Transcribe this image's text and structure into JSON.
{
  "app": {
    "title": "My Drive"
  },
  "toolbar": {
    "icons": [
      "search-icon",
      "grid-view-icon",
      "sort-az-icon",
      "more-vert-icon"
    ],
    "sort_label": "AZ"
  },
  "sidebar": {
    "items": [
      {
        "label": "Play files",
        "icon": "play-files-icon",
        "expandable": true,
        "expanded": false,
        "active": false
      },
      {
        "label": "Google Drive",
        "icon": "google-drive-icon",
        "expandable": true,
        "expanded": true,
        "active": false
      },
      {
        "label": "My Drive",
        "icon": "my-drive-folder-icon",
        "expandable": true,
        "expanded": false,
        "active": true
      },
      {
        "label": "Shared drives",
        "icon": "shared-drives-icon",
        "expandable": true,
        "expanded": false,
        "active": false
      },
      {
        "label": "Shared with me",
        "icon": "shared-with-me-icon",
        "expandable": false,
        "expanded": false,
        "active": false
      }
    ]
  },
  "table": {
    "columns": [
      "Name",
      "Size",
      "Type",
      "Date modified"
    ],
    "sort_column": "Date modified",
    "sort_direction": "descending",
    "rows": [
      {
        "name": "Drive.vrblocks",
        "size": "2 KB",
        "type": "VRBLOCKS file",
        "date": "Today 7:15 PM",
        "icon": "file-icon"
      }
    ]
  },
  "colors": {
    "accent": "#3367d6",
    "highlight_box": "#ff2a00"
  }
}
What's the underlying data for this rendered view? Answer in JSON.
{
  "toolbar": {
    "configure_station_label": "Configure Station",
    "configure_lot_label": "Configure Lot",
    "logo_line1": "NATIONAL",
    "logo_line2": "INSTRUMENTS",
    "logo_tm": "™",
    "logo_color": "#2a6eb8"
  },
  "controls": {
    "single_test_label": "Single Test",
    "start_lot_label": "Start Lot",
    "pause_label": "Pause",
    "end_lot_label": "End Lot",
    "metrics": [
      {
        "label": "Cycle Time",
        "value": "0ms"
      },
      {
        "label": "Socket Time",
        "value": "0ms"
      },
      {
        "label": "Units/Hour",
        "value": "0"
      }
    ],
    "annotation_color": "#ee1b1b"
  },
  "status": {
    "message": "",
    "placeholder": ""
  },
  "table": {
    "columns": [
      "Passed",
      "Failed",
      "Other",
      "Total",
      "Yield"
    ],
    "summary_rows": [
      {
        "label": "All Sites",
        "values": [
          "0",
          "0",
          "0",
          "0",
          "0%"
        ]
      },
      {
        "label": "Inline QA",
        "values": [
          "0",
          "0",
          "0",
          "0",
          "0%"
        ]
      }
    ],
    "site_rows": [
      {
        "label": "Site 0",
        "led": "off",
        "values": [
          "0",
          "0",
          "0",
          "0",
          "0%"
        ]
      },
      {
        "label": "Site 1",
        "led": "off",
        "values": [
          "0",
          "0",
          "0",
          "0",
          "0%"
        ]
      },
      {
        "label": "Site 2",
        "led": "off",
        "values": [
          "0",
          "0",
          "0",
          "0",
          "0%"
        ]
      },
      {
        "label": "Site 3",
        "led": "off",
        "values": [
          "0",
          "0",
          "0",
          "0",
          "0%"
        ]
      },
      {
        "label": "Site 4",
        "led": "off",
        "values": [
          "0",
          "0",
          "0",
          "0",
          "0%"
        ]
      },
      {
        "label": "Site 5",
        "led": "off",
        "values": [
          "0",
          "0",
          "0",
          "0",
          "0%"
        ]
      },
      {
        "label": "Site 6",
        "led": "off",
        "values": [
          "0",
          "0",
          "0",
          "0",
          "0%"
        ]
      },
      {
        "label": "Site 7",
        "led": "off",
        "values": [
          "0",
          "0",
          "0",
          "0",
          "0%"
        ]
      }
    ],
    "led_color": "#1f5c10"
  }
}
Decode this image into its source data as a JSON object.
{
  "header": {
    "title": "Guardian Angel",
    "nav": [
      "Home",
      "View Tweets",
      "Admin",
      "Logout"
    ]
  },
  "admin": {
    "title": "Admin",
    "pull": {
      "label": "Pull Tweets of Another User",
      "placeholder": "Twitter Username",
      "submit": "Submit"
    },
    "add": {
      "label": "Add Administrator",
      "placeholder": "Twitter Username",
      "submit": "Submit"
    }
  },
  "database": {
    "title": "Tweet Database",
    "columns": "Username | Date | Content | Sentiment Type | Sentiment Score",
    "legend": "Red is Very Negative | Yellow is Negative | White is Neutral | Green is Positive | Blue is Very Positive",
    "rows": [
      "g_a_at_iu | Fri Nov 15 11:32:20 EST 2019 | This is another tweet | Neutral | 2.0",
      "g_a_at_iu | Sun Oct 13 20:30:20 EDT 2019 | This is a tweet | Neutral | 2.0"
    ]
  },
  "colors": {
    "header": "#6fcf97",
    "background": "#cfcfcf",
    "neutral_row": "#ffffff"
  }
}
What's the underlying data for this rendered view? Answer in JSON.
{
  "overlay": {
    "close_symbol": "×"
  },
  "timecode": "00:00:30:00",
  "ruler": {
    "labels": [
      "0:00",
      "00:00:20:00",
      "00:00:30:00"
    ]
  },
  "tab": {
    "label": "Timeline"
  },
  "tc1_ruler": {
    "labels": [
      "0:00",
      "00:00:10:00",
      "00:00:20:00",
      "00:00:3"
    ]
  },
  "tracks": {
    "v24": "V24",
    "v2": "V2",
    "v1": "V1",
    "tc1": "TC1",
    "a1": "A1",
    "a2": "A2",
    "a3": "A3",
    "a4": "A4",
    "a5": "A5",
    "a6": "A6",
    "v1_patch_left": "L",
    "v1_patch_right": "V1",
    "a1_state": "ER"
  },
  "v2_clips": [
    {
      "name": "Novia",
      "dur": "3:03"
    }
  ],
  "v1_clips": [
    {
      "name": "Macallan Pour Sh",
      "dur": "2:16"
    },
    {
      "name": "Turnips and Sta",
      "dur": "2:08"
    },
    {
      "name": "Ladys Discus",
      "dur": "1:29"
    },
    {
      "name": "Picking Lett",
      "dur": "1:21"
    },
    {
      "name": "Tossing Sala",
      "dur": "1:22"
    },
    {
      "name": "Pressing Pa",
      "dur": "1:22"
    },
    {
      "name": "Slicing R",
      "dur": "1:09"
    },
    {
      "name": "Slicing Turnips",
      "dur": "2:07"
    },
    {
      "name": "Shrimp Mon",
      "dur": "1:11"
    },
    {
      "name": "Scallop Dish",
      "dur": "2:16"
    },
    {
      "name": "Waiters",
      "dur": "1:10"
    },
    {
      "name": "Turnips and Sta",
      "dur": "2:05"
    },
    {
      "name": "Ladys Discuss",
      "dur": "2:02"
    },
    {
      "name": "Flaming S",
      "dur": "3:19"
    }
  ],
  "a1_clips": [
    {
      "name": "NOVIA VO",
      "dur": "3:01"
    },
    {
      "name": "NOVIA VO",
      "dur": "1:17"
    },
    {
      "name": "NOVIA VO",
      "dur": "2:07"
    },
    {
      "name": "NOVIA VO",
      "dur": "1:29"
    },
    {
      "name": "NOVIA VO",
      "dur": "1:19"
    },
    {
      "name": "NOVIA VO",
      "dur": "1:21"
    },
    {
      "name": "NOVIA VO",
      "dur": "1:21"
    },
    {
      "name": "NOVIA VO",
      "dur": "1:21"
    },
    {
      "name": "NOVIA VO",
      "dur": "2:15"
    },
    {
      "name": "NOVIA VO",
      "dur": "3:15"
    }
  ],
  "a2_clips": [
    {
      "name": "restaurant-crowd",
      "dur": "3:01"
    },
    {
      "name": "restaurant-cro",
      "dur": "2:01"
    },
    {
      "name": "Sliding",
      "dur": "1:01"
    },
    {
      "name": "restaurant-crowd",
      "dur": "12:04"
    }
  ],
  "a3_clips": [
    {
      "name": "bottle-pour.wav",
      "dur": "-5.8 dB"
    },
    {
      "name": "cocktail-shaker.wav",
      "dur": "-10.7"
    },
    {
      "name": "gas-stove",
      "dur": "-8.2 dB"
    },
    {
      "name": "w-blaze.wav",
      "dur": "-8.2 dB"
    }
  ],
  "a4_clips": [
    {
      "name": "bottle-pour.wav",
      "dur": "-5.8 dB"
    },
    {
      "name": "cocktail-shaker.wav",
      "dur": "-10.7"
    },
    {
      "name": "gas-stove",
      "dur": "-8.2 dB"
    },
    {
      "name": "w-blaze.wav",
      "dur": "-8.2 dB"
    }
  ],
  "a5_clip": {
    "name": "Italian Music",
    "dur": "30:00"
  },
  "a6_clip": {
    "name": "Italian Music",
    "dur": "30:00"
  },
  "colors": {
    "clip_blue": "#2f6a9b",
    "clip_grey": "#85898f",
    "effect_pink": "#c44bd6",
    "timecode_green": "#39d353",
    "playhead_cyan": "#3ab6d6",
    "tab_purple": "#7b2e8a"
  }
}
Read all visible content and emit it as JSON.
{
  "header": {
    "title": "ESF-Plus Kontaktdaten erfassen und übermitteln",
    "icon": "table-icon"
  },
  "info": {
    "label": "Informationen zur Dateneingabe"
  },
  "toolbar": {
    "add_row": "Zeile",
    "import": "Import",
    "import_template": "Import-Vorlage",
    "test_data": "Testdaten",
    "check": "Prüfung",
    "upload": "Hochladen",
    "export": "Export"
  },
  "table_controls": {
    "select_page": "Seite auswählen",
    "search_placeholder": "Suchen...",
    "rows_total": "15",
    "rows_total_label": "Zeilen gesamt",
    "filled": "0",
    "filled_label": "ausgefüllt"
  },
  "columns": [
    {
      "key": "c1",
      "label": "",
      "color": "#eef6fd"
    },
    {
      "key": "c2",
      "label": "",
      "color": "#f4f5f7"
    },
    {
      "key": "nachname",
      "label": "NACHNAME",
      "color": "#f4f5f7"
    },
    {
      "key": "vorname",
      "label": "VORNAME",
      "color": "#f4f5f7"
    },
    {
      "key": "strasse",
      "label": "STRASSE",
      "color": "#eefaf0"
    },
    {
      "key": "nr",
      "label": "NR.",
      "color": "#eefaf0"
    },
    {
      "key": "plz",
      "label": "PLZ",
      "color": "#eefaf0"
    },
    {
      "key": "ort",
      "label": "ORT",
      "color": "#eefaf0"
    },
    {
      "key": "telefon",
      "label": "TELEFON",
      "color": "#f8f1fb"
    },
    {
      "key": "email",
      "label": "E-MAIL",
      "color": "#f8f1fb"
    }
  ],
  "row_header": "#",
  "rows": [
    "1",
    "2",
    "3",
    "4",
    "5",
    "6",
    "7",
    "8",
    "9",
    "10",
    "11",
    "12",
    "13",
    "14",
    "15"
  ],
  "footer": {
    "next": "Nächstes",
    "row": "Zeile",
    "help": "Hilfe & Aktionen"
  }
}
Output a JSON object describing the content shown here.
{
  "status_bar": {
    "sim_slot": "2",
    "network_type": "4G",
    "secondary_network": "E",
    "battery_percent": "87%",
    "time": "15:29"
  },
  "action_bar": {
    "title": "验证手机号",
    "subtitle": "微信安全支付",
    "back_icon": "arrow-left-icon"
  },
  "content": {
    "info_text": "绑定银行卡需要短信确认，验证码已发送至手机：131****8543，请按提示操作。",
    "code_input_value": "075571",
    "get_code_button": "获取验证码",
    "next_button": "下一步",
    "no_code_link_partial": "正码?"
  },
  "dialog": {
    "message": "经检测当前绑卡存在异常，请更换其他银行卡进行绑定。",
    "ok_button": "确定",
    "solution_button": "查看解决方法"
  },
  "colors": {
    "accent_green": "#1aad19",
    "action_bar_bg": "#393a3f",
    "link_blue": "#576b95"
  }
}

○ ○ ○ ○ ○

Each line from the one containing "Output a JSON" to the end of the records should be echoed exactly, and no other line.

Output a JSON object describing the content shown here.
{
  "status_bar": {
    "sim_slot": "2",
    "network_type": "4G",
    "secondary_network": "E",
    "battery_percent": "87%",
    "time": "15:29"
  },
  "action_bar": {
    "title": "验证手机号",
    "subtitle": "微信安全支付",
    "back_icon": "arrow-left-icon"
  },
  "content": {
    "info_text": "绑定银行卡需要短信确认，验证码已发送至手机：131****8543，请按提示操作。",
    "code_input_value": "075571",
    "get_code_button": "获取验证码",
    "next_button": "下一步",
    "no_code_link_partial": "正码?"
  },
  "dialog": {
    "message": "经检测当前绑卡存在异常，请更换其他银行卡进行绑定。",
    "ok_button": "确定",
    "solution_button": "查看解决方法"
  },
  "colors": {
    "accent_green": "#1aad19",
    "action_bar_bg": "#393a3f",
    "link_blue": "#576b95"
  }
}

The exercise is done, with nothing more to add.